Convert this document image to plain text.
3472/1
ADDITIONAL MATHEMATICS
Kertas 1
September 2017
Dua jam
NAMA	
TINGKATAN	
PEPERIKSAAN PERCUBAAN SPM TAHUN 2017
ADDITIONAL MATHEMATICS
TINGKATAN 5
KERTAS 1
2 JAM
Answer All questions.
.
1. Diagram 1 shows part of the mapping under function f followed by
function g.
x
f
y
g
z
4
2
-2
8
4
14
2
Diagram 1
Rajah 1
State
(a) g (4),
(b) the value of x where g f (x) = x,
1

Task description:
Quote the data in full, keeping each word unchanged.

Solution:
Convert this document image to plain text.
3472/1
ADDITIONAL MATHEMATICS
Kertas 1
September 2017
Dua jam
NAMA	
TINGKATAN	
PEPERIKSAAN PERCUBAAN SPM TAHUN 2017
ADDITIONAL MATHEMATICS
TINGKATAN 5
KERTAS 1
2 JAM
Answer All questions.
.
1. Diagram 1 shows part of the mapping under function f followed by
function g.
x
f
y
g
z
4
2
-2
8
4
14
2
Diagram 1
Rajah 1
State
(a) g (4),
(b) the value of x where g f (x) = x,
1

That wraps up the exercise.